● **INSTRUCTIONS TO FOLLOW**
Gather all lines in the records below that include the word "rake".

::::

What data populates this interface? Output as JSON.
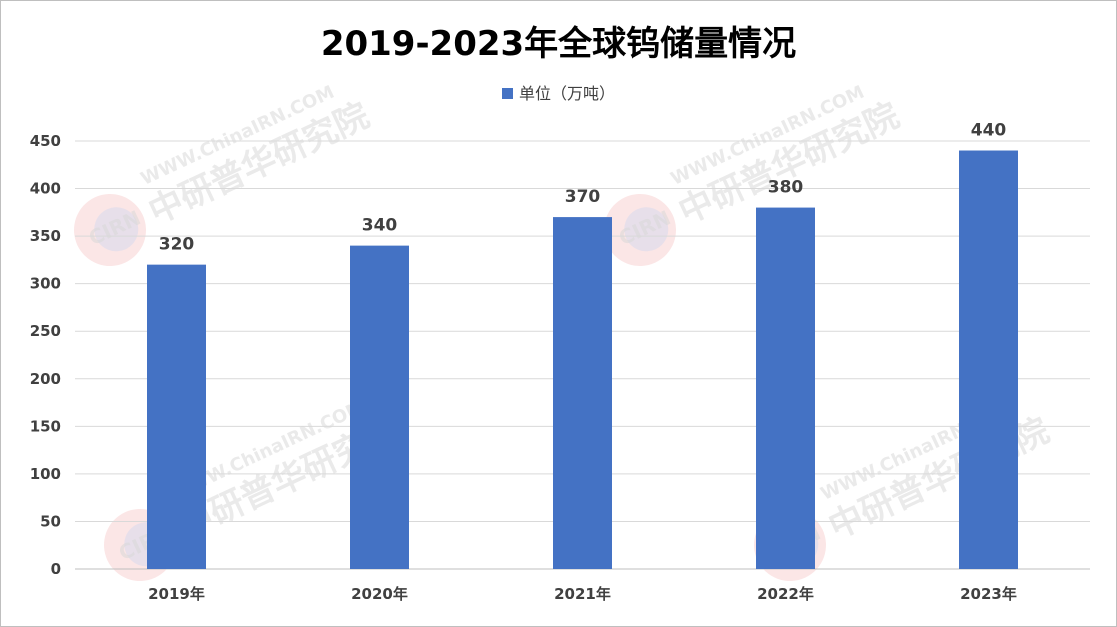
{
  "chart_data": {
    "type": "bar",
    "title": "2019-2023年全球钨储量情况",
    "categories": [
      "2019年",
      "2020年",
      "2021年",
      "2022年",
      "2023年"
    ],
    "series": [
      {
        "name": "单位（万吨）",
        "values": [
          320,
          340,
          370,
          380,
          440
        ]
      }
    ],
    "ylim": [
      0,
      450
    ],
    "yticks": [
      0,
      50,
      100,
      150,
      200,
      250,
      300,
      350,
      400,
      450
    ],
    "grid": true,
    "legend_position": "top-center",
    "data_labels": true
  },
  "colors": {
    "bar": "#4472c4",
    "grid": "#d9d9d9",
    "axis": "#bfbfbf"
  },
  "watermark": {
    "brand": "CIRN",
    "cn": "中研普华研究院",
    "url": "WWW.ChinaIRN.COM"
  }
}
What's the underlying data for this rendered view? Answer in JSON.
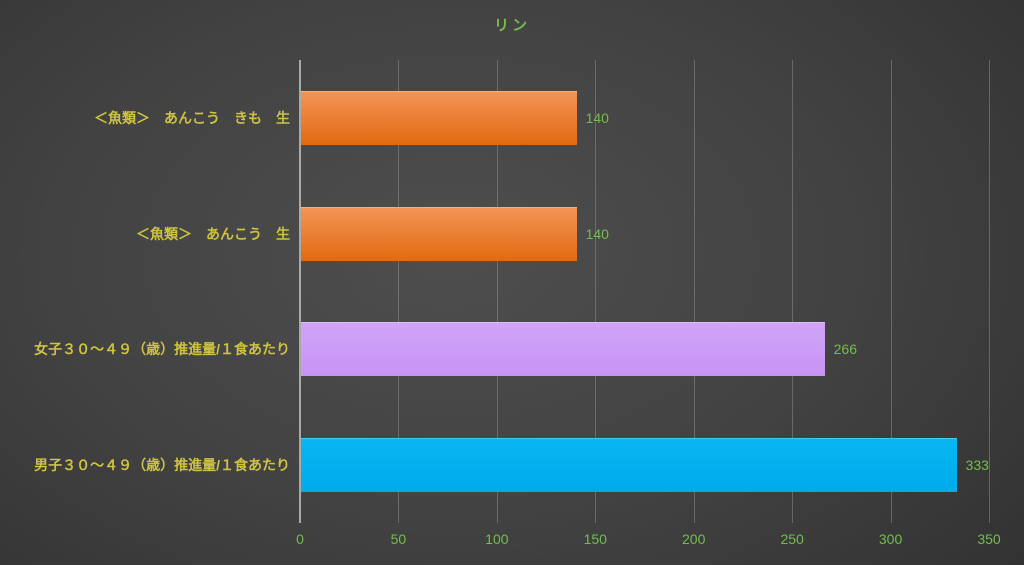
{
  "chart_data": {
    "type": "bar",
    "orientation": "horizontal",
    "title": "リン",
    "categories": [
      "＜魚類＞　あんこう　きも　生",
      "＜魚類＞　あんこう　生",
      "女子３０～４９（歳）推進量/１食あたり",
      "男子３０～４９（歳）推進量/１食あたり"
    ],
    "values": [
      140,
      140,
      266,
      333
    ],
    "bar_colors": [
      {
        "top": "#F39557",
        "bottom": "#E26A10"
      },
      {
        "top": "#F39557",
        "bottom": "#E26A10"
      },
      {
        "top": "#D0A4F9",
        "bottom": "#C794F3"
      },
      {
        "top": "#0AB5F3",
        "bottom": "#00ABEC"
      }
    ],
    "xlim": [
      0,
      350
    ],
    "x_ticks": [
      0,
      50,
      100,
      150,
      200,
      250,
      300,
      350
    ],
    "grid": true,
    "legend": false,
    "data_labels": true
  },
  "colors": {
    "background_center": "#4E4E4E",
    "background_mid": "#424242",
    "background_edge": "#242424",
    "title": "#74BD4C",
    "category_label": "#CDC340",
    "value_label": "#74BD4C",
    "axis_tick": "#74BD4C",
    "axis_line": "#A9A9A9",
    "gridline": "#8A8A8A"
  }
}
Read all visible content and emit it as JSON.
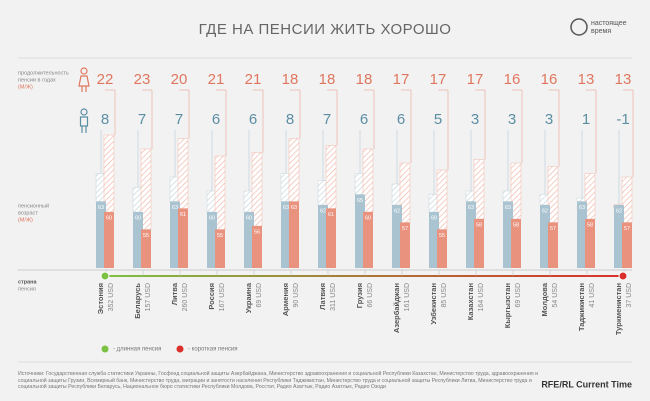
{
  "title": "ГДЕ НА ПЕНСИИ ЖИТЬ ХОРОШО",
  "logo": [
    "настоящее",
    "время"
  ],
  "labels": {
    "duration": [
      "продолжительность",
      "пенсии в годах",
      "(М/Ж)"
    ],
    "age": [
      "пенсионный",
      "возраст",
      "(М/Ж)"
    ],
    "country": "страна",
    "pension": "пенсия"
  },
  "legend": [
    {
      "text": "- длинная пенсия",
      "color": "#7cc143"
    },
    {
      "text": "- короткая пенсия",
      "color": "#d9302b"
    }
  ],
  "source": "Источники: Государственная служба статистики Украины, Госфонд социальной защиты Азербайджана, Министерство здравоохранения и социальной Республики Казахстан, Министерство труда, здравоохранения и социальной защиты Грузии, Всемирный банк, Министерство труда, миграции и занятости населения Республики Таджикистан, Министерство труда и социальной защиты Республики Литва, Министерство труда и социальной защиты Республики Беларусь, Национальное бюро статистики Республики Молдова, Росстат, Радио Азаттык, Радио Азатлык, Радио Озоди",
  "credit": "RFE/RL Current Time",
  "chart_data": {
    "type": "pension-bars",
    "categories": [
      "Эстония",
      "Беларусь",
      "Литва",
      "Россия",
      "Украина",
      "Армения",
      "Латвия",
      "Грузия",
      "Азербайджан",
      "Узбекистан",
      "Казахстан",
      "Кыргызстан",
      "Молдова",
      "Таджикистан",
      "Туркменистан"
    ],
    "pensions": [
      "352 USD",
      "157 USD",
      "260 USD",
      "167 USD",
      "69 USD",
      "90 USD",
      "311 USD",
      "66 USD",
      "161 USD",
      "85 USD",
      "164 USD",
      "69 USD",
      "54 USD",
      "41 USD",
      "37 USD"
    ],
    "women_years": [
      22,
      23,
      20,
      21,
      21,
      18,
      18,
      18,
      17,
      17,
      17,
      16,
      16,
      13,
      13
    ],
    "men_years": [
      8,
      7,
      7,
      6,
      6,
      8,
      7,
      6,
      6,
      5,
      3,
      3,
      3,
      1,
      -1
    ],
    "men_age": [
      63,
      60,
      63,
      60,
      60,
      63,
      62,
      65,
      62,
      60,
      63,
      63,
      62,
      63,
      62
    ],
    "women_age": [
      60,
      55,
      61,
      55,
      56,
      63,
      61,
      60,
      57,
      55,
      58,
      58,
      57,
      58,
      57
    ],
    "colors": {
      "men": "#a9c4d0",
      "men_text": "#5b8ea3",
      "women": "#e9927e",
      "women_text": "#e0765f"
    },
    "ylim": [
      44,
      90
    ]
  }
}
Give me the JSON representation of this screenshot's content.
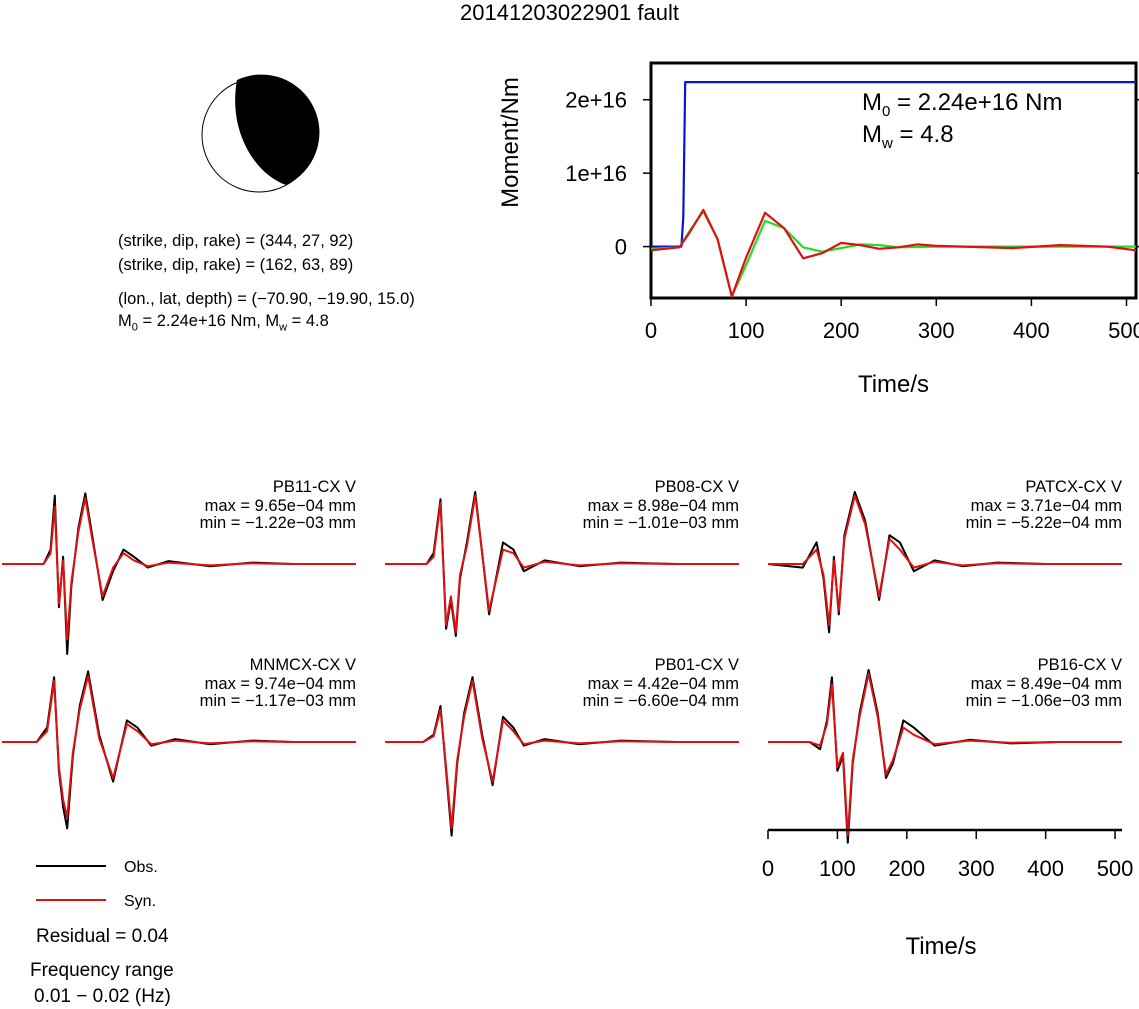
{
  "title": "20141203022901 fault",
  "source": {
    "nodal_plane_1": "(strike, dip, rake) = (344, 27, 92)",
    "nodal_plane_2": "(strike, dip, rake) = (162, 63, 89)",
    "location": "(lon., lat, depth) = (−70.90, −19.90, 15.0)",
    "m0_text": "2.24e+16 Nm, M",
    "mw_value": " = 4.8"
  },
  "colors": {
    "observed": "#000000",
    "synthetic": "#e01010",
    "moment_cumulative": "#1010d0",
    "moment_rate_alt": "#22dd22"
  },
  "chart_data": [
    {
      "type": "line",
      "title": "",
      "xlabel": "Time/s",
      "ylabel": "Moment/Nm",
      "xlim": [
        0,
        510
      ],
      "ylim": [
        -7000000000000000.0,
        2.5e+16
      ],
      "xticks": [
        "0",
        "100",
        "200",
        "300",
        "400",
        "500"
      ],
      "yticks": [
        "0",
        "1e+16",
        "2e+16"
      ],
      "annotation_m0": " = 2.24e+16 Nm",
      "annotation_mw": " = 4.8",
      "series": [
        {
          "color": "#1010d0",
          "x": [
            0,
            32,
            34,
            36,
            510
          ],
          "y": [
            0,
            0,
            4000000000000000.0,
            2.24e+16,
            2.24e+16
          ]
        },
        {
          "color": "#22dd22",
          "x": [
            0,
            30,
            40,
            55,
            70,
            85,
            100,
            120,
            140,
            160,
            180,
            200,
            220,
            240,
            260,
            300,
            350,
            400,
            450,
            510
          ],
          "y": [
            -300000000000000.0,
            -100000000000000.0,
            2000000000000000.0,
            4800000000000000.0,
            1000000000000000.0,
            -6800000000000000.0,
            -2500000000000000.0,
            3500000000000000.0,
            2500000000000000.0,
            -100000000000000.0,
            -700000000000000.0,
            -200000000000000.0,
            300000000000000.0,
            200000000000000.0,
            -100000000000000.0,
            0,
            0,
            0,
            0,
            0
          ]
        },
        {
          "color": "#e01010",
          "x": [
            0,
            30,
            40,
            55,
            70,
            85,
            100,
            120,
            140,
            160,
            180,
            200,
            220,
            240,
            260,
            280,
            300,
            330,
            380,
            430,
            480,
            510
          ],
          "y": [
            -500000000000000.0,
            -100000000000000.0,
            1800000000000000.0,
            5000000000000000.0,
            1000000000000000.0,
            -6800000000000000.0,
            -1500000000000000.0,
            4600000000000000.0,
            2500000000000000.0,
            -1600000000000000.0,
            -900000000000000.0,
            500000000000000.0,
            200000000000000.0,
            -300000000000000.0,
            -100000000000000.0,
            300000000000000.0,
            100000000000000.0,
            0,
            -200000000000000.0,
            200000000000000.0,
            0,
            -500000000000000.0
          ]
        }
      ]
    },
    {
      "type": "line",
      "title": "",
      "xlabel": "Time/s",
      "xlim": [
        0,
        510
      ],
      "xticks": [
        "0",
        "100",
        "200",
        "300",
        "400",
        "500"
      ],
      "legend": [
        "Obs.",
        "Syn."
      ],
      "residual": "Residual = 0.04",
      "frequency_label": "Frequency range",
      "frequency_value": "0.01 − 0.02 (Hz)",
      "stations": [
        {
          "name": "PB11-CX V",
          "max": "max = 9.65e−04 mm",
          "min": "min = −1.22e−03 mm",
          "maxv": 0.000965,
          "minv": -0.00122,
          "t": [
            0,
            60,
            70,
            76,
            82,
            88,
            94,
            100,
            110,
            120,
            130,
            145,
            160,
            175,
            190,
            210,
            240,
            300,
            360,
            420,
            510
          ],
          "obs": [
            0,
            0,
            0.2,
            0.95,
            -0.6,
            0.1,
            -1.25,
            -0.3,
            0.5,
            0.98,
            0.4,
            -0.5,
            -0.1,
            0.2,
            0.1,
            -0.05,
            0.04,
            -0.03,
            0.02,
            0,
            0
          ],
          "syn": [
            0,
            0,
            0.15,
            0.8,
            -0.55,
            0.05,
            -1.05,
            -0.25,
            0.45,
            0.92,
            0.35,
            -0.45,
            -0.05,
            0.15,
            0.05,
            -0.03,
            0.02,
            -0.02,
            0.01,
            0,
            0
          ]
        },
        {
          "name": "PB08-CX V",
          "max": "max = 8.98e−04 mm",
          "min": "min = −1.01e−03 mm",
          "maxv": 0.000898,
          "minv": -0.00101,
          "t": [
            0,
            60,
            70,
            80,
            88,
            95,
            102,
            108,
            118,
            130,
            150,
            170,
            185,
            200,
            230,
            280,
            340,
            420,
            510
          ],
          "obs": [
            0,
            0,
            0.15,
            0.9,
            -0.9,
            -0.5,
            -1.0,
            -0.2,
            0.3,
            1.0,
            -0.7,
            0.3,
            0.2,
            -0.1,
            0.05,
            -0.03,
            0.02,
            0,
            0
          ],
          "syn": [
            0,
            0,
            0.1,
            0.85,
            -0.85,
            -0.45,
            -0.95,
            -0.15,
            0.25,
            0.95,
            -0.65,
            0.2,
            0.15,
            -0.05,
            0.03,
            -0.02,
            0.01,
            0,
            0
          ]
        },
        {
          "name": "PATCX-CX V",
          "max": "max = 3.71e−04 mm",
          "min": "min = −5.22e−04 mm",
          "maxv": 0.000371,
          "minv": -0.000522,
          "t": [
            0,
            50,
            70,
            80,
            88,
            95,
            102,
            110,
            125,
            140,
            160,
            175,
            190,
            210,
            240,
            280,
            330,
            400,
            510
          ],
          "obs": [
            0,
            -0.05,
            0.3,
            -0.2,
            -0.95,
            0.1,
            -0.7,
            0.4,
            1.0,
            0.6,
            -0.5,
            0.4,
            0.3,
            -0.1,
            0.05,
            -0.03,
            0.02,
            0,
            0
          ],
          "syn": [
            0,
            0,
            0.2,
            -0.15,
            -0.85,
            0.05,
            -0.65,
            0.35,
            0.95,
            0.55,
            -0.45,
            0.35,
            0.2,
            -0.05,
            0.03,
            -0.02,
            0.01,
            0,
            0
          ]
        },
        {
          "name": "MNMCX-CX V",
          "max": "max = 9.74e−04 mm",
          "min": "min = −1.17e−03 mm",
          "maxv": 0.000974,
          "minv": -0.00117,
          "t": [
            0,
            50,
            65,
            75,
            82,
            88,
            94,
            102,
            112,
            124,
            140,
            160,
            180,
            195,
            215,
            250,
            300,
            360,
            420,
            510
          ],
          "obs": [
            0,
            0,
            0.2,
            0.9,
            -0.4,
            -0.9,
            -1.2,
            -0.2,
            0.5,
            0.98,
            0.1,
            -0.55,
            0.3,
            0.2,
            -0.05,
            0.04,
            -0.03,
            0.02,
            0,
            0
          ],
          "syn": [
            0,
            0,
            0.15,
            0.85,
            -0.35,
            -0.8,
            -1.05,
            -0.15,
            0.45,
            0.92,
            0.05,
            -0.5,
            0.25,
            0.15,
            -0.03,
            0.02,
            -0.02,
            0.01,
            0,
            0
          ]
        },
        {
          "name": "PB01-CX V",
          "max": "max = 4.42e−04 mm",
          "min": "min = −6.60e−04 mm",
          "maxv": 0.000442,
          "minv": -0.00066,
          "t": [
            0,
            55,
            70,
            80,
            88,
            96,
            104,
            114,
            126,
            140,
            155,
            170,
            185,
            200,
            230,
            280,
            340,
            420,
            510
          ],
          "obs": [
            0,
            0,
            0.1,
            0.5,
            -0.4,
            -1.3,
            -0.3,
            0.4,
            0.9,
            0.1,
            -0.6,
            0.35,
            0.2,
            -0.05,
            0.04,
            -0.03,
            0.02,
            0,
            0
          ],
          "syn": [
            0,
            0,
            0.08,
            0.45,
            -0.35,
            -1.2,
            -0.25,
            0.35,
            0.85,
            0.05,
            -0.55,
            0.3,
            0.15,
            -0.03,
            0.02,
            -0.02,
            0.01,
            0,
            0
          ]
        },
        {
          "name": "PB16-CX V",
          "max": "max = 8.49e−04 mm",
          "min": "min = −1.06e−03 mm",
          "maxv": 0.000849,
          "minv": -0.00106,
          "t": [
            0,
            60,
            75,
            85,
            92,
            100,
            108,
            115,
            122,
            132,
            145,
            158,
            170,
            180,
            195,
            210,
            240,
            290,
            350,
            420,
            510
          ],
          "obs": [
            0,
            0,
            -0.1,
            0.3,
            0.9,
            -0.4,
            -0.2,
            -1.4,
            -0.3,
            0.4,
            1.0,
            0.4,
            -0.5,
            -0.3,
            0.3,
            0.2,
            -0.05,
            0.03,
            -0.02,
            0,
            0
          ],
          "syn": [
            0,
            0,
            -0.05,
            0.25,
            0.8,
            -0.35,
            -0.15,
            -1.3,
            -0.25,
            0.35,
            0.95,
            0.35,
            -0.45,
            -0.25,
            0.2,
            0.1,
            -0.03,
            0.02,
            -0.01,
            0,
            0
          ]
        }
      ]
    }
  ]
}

::::

● **RESPONSE BELOW**
    "nodal_plane_1": "(strike, dip, rake) = (344, 27, 92)",
    "nodal_plane_2": "(strike, dip, rake) = (162, 63, 89)",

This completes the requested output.